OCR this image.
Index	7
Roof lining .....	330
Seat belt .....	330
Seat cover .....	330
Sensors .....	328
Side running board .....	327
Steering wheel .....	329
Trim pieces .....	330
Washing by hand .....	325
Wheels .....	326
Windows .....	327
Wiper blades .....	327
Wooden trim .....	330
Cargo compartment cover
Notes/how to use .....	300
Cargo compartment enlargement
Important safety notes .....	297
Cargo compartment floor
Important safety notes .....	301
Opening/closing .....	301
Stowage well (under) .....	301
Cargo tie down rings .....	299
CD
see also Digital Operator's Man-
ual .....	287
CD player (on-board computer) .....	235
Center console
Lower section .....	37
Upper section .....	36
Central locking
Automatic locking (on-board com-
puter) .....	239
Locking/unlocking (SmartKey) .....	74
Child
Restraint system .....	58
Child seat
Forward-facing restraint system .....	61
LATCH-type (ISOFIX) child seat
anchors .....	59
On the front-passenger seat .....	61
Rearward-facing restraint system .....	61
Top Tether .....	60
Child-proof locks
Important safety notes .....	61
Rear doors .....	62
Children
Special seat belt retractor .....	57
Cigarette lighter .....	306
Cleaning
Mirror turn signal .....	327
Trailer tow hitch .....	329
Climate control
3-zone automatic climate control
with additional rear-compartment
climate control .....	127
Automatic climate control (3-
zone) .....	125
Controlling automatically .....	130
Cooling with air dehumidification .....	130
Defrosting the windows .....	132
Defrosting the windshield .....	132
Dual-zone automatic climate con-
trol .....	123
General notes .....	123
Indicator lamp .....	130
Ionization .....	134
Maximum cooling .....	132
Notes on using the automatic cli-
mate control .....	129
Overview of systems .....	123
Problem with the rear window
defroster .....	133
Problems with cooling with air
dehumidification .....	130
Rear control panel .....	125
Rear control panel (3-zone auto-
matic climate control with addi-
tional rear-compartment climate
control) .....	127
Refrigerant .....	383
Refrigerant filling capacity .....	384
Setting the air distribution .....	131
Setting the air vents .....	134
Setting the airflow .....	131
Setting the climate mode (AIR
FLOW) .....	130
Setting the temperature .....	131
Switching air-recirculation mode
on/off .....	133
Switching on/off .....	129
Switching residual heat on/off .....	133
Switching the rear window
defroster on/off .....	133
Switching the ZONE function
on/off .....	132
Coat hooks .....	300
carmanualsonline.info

◆ ◆ ◆

#### Task instructions
Please restate the whole listing word for word.

#### Answer to the exercise
OCR this image.
Index	7
Roof lining .....	330
Seat belt .....	330
Seat cover .....	330
Sensors .....	328
Side running board .....	327
Steering wheel .....	329
Trim pieces .....	330
Washing by hand .....	325
Wheels .....	326
Windows .....	327
Wiper blades .....	327
Wooden trim .....	330
Cargo compartment cover
Notes/how to use .....	300
Cargo compartment enlargement
Important safety notes .....	297
Cargo compartment floor
Important safety notes .....	301
Opening/closing .....	301
Stowage well (under) .....	301
Cargo tie down rings .....	299
CD
see also Digital Operator's Man-
ual .....	287
CD player (on-board computer) .....	235
Center console
Lower section .....	37
Upper section .....	36
Central locking
Automatic locking (on-board com-
puter) .....	239
Locking/unlocking (SmartKey) .....	74
Child
Restraint system .....	58
Child seat
Forward-facing restraint system .....	61
LATCH-type (ISOFIX) child seat
anchors .....	59
On the front-passenger seat .....	61
Rearward-facing restraint system .....	61
Top Tether .....	60
Child-proof locks
Important safety notes .....	61
Rear doors .....	62
Children
Special seat belt retractor .....	57
Cigarette lighter .....	306
Cleaning
Mirror turn signal .....	327
Trailer tow hitch .....	329
Climate control
3-zone automatic climate control
with additional rear-compartment
climate control .....	127
Automatic climate control (3-
zone) .....	125
Controlling automatically .....	130
Cooling with air dehumidification .....	130
Defrosting the windows .....	132
Defrosting the windshield .....	132
Dual-zone automatic climate con-
trol .....	123
General notes .....	123
Indicator lamp .....	130
Ionization .....	134
Maximum cooling .....	132
Notes on using the automatic cli-
mate control .....	129
Overview of systems .....	123
Problem with the rear window
defroster .....	133
Problems with cooling with air
dehumidification .....	130
Rear control panel .....	125
Rear control panel (3-zone auto-
matic climate control with addi-
tional rear-compartment climate
control) .....	127
Refrigerant .....	383
Refrigerant filling capacity .....	384
Setting the air distribution .....	131
Setting the air vents .....	134
Setting the airflow .....	131
Setting the climate mode (AIR
FLOW) .....	130
Setting the temperature .....	131
Switching air-recirculation mode
on/off .....	133
Switching on/off .....	129
Switching residual heat on/off .....	133
Switching the rear window
defroster on/off .....	133
Switching the ZONE function
on/off .....	132
Coat hooks .....	300
carmanualsonline.info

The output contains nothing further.